***** ENTRIES PROVIDED *****
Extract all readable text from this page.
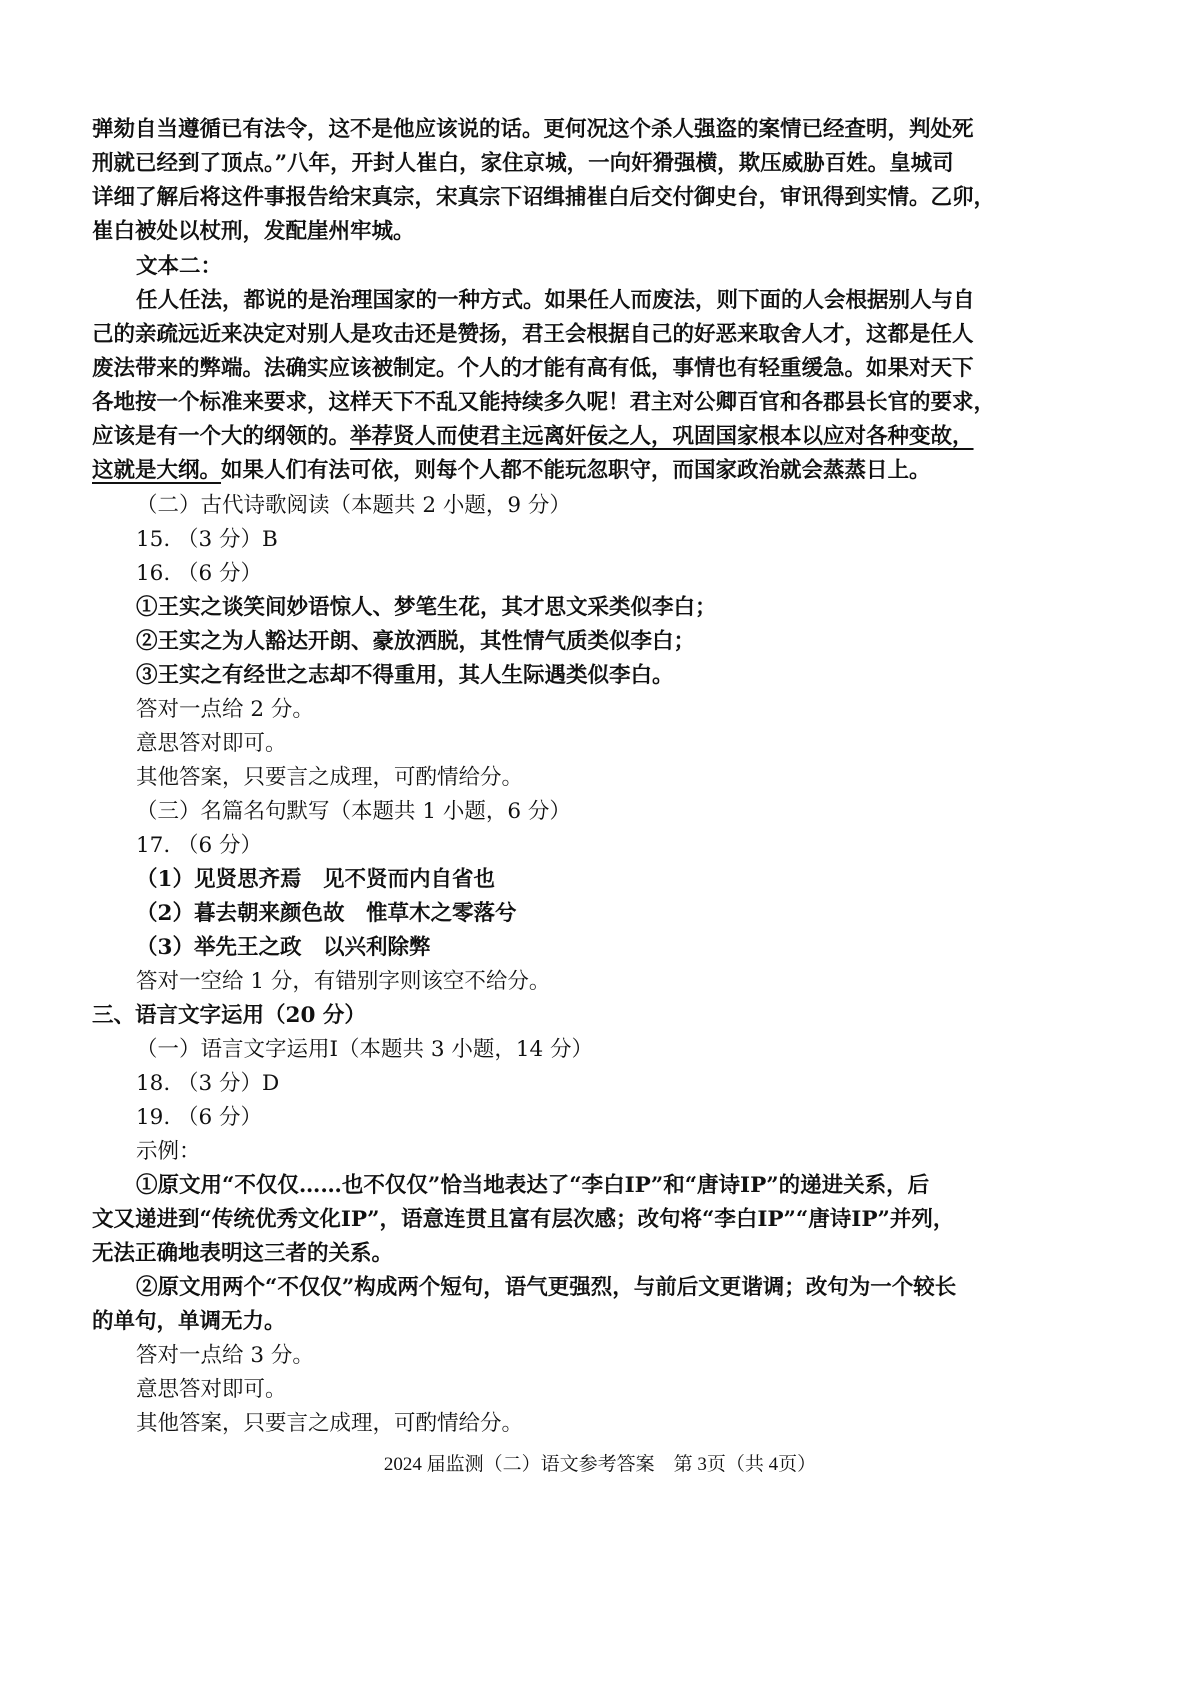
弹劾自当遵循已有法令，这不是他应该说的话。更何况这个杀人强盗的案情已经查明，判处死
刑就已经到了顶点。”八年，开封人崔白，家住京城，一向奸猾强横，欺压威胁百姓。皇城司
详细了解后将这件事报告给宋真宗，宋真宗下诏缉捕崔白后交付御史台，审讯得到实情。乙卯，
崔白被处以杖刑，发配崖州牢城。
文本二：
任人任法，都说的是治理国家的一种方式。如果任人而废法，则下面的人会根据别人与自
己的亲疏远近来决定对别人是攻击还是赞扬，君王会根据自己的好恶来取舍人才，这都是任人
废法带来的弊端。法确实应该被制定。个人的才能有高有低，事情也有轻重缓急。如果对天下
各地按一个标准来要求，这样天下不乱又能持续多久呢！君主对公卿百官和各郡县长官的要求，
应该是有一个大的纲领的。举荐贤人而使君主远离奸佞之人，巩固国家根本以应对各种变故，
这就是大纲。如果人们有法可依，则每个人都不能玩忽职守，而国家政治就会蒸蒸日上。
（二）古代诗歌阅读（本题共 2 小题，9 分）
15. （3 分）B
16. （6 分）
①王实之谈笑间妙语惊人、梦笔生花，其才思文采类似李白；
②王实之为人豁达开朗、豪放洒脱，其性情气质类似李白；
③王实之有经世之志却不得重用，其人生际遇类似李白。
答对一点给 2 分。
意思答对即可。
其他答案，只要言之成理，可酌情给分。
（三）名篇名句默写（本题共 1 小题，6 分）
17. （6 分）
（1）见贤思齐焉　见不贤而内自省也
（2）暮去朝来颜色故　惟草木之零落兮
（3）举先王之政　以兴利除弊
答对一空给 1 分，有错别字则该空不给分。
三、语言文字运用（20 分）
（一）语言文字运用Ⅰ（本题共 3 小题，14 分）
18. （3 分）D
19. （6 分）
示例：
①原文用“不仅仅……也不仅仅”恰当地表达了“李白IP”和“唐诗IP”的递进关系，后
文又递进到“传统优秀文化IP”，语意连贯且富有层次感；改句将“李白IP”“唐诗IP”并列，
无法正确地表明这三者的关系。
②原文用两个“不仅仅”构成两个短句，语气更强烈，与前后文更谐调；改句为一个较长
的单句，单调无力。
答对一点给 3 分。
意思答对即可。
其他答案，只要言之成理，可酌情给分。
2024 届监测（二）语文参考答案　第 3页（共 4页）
*****
***** ENTRIES PROVIDED *****
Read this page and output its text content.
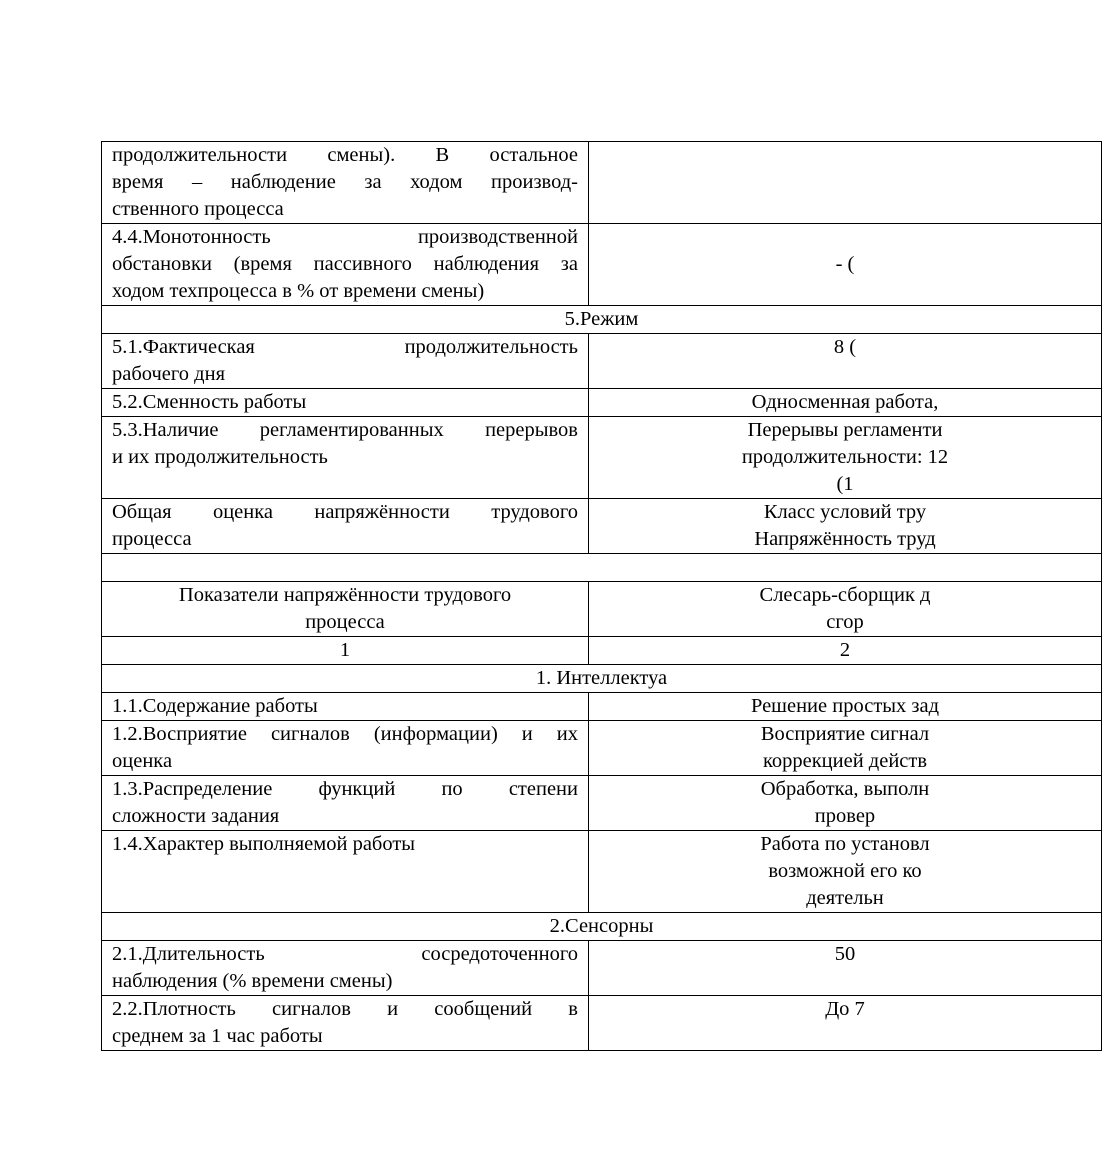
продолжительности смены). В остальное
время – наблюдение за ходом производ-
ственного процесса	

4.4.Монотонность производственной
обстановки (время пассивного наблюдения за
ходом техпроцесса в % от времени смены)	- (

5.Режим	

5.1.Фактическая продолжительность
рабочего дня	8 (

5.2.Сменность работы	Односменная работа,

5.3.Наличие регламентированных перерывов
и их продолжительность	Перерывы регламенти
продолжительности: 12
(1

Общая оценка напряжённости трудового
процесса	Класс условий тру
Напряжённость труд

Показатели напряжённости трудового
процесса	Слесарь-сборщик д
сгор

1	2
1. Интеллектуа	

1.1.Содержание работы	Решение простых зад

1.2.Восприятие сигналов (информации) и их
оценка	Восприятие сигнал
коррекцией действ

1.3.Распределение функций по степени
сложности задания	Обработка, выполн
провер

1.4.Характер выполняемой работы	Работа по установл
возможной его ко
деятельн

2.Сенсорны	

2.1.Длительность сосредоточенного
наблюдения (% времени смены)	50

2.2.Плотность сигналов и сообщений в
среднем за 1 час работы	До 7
*****
OBJECTIVE:
Out of the records, collect only those lines that contain the string "наблюдения".

RESULT FOR THIS TASK:
обстановки (время пассивного наблюдения за
наблюдения (% времени смены)	50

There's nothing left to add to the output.